EXTRAIT =>
★ ★ ★

À l’ouverture de l’audience du 12 octobre 2009, les cinq accusés encore détenus et présents dans le box, Ogün Samast, Yasin Hayal, Ehran Tuncel, Ahmet Iskender et Ersin Yolcu ne s’attendaient pas à ce que la « version officielle » de l’assassinat de Dink soit remise en cause.
Procédant à la lecture des courriers reçus par la Cour suite aux injonctions notifiées le 6 juillet dernier, le Président Erkan Canak donne connaissance des réponses formelles, parfois laconiques ou élusives des personnes requises.
Ainsi en est-il de Ramazan Aküyrek, chef de la police de Trabzon à l’époque des faits et aujourd’hui responsable du renseignement à Ankara, invité à donner toutes précisions sur les informations qu’il a reconnu avoir recueillies concernant le projet d’assassinat de Hrant Dink et qui évoque dans la correspondance adressée à la Cour les lettres de dénonciation de projet criminel visant Orhan Pamuk !
Fethiye Cetin, chef de file des avocats de la famille Dink interpelle la Cour : « Aküyrek a indiqué dans sa première déposition avoir reçu des informations sur les préparatifs de l’assassinat de Hrant Dink. Pourquoi nous répond-il sur la période postérieure à janvier 2007 et parle de Pamuk alors qu’on l’interroge sur Dink ? La Cour doit lui demander de communiquer toutes les informations qu’il a reçues sur les préparatifs de l’assassinat de Dink ».
Requise afin qu’elle communique l’historique des correspondances MSN de l’informateur Ehran Tuncel, la société Microsoft s’y est opposée, se réfugiant derrière la loi américaine qui protège le secret des correspondances privées. Constatant l’absence de réaction du juge, Me Bahri Belen se fait offensif : « Vous devez écrire au consulat américain et lui faire comprendre que c’est la justice turque qui s’adresse à Microsoft et non un simple particulier ».

★ ★ ★

LISTE DES LIGNES =>
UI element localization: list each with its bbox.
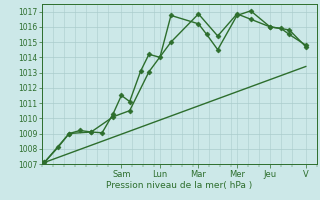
X-axis label: Pression niveau de la mer( hPa ): Pression niveau de la mer( hPa )	[106, 181, 252, 190]
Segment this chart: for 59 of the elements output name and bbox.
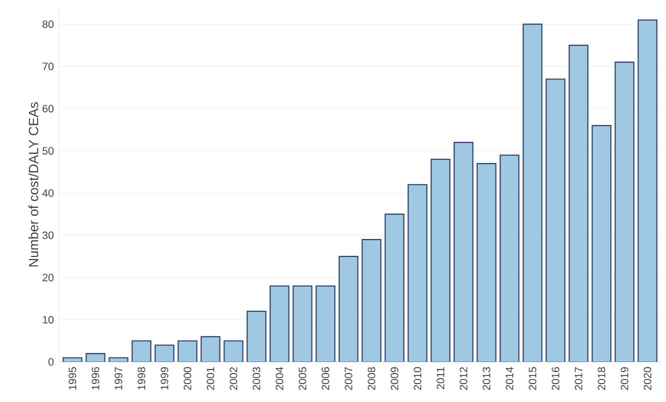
x-tick-label: 2012 [460, 367, 468, 390]
bar [155, 345, 174, 362]
y-tick-label: 30 [42, 232, 54, 240]
bar [316, 286, 335, 362]
x-tick-label: 2009 [390, 367, 398, 390]
x-tick-label: 2001 [206, 367, 214, 390]
bar [385, 214, 404, 362]
x-tick-label: 2017 [574, 367, 582, 390]
x-tick-label: 1997 [114, 367, 122, 390]
bar [339, 256, 358, 362]
y-tick-label: 50 [42, 147, 54, 155]
bar [592, 126, 611, 362]
y-tick-label: 70 [42, 62, 54, 70]
x-tick-label: 2018 [598, 367, 606, 390]
bar [201, 336, 220, 362]
x-tick-label: 2004 [276, 367, 284, 390]
y-tick-label: 40 [42, 189, 54, 197]
bar [224, 340, 243, 362]
x-tick-label: 2003 [252, 367, 260, 390]
bar [431, 159, 450, 362]
bar [569, 45, 588, 362]
x-tick-label: 2010 [414, 367, 422, 390]
bar [477, 164, 496, 362]
bar [362, 240, 381, 362]
y-tick-label: 20 [42, 274, 54, 282]
x-tick-label: 2000 [184, 367, 192, 390]
bar [500, 155, 519, 362]
x-tick-label: 1995 [68, 367, 76, 390]
x-tick-label: 2006 [322, 367, 330, 390]
x-tick-label: 2002 [230, 367, 238, 390]
bar [408, 184, 427, 362]
y-axis-title: Number of cost/DALY CEAs [28, 102, 38, 266]
bar [454, 142, 473, 362]
x-tick-label: 2014 [506, 367, 514, 390]
bar [132, 340, 151, 362]
bar [546, 79, 565, 362]
x-tick-label: 2008 [368, 367, 376, 390]
bar [293, 286, 312, 362]
bar [270, 286, 289, 362]
x-tick-label: 2005 [298, 367, 306, 390]
y-tick-label: 0 [48, 358, 54, 366]
y-tick-label: 60 [42, 104, 54, 112]
x-tick-label: 2020 [644, 367, 652, 390]
bar [178, 340, 197, 362]
y-tick-label: 10 [42, 316, 54, 324]
bar [247, 311, 266, 362]
x-tick-label: 1998 [138, 367, 146, 390]
bar [615, 62, 634, 362]
bar [523, 24, 542, 362]
x-tick-label: 1996 [92, 367, 100, 390]
x-tick-label: 2019 [620, 367, 628, 390]
x-tick-label: 2007 [344, 367, 352, 390]
x-tick-label: 2013 [482, 367, 490, 390]
x-tick-label: 1999 [160, 367, 168, 390]
x-tick-label: 2011 [436, 367, 444, 390]
x-tick-label: 2015 [528, 367, 536, 390]
x-tick-label: 2016 [552, 367, 560, 390]
bar [638, 19, 658, 362]
y-tick-label: 80 [42, 20, 54, 28]
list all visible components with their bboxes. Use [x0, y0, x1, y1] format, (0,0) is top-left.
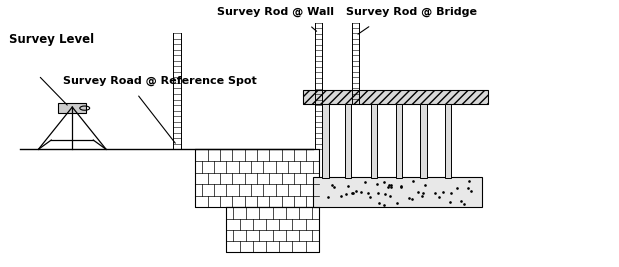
Bar: [196, 149, 319, 207]
Bar: [420, 104, 426, 178]
Bar: [371, 104, 378, 178]
Bar: [58, 103, 86, 113]
Bar: [322, 104, 329, 178]
Text: Survey Level: Survey Level: [9, 33, 95, 46]
Bar: [313, 177, 482, 207]
Bar: [396, 104, 402, 178]
Bar: [445, 104, 451, 178]
Text: Survey Road @ Reference Spot: Survey Road @ Reference Spot: [63, 76, 257, 86]
Text: Survey Rod @ Bridge: Survey Rod @ Bridge: [345, 7, 477, 17]
Bar: [345, 104, 352, 178]
Bar: [303, 90, 488, 104]
Bar: [227, 207, 319, 252]
Text: Survey Rod @ Wall: Survey Rod @ Wall: [217, 7, 334, 17]
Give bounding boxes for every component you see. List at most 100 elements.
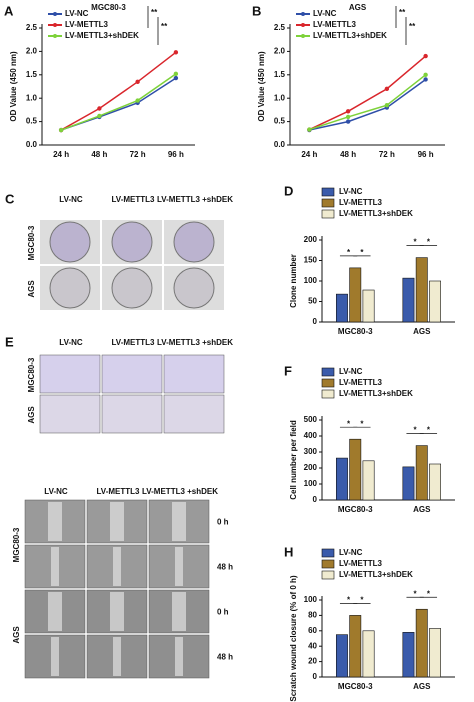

★ ★ ★

SÉRIE D'EXERCICES =>
• a. D'après l'extrait, quelle société a refusé de communiquer l'historique des correspondances MSN d'Ehran Tuncel ?
• b. Reprenez l'extrait, de « Procédant à la » jusqu'à « des personnes requises. », en renommant « courriers » en « lettres ».

LES SOLUTIONS =>
• a. La société Microsoft.

• b.
Procédant à la lecture des lettres reçus par la Cour suite aux injonctions notifiées le 6 juillet dernier, le Président Erkan Canak donne connaissance des réponses formelles, parfois laconiques ou élusives des personnes requises.